Identify all lines in the listing that include the word "Rejonowych", and copy them out.

= = = = = = =

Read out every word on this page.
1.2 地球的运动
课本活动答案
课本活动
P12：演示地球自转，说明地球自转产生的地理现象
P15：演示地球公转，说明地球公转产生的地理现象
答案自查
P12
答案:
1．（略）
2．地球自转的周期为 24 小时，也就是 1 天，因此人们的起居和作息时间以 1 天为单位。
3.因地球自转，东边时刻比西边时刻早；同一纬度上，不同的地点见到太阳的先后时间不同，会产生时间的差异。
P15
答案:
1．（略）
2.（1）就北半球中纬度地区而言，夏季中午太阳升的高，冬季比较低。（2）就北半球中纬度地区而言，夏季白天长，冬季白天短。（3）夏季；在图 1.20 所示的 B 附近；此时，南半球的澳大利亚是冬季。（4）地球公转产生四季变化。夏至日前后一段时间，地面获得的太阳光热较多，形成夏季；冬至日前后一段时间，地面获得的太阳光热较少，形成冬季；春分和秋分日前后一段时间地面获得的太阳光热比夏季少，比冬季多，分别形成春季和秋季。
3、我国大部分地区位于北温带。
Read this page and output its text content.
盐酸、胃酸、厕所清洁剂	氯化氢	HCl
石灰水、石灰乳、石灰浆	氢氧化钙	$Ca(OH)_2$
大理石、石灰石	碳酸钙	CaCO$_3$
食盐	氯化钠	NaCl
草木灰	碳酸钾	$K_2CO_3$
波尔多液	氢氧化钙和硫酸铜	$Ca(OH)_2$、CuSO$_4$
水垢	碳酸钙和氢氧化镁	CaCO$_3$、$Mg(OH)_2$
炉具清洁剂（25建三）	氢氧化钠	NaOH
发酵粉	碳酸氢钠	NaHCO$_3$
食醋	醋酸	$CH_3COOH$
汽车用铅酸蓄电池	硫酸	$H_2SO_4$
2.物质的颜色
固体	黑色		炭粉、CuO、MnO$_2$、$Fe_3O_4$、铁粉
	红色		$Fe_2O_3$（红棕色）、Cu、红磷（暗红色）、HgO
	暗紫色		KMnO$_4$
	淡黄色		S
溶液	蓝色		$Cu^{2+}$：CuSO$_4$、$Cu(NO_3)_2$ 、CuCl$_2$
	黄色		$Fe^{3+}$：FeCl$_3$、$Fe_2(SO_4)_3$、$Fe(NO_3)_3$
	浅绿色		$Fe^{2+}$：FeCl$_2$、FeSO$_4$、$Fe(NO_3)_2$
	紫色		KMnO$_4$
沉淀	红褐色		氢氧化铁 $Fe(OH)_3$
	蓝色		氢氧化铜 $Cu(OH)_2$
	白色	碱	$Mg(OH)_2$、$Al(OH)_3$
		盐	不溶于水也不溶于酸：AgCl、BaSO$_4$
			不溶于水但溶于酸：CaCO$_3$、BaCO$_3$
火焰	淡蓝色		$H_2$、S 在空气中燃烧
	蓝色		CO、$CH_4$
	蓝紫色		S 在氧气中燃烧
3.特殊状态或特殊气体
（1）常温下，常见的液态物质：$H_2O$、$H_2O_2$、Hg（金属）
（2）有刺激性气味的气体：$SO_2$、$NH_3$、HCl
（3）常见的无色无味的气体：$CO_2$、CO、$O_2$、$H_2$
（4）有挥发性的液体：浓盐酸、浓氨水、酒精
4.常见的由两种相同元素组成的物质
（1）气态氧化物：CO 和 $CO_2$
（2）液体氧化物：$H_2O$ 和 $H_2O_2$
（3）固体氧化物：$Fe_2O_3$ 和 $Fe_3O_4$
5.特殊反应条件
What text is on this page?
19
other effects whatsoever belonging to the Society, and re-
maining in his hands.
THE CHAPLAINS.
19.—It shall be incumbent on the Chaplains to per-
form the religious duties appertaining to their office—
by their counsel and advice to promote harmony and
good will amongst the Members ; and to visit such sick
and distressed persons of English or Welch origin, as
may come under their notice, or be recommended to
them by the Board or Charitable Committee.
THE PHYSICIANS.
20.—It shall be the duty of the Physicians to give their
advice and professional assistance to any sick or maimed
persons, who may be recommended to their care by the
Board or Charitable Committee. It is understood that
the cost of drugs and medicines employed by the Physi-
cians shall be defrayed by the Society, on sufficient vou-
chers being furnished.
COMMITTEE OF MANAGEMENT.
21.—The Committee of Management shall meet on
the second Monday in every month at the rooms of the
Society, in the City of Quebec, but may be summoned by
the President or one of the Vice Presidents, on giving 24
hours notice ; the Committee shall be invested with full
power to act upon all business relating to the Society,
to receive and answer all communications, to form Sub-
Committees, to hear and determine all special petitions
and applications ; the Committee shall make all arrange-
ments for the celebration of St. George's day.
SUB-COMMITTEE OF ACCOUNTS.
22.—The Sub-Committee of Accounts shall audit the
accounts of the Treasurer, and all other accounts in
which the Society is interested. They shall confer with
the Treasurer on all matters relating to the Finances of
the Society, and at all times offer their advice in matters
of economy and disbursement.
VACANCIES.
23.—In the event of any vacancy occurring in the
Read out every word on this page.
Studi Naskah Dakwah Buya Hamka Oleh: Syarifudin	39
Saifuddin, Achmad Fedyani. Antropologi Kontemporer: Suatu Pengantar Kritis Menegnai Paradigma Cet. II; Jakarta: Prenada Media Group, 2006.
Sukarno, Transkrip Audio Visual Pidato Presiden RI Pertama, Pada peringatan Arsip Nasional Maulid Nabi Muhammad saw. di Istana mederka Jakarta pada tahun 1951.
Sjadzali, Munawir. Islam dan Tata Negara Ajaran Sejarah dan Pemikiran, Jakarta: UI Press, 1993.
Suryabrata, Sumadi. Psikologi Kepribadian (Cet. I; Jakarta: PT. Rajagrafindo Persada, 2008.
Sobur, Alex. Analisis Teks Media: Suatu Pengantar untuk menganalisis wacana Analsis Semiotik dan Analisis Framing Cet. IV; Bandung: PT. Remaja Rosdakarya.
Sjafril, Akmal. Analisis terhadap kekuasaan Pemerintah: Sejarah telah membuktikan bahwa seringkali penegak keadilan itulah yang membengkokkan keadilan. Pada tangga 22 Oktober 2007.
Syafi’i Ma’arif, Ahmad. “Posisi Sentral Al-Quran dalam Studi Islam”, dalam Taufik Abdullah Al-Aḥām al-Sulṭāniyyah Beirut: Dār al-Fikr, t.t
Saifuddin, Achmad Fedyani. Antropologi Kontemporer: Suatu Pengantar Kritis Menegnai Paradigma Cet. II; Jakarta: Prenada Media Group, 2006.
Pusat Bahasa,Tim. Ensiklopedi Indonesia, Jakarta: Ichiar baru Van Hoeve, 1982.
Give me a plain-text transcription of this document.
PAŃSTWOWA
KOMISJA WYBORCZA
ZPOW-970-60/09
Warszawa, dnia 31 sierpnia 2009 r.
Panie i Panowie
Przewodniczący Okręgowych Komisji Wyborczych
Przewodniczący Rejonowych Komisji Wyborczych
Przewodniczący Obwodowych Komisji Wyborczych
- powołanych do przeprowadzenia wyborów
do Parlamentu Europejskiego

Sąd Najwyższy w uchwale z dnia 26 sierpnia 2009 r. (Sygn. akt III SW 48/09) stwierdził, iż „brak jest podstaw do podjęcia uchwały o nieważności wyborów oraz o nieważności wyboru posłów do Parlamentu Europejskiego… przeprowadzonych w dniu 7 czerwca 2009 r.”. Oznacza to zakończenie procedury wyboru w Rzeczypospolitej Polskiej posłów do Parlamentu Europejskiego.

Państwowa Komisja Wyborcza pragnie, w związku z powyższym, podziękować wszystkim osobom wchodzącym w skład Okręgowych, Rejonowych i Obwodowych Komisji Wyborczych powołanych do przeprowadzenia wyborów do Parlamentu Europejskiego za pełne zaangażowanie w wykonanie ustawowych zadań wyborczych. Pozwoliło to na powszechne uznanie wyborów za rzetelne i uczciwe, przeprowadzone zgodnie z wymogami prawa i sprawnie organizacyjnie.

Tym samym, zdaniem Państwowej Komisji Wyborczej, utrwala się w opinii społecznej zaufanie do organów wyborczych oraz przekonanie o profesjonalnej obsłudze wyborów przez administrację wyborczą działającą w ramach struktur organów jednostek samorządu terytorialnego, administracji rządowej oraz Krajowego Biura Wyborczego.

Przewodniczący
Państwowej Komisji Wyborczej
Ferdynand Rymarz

= = = = = = =

ANSWER TO THIS PROBLEM >>
Przewodniczący Rejonowych Komisji Wyborczych
Państwowa Komisja Wyborcza pragnie, w związku z powyższym, podziękować wszystkim osobom wchodzącym w skład Okręgowych, Rejonowych i Obwodowych Komisji Wyborczych powołanych do przeprowadzenia wyborów do Parlamentu Europejskiego za pełne zaangażowanie w wykonanie ustawowych zadań wyborczych. Pozwoliło to na powszechne uznanie wyborów za rzetelne i uczciwe, przeprowadzone zgodnie z wymogami prawa i sprawnie organizacyjnie.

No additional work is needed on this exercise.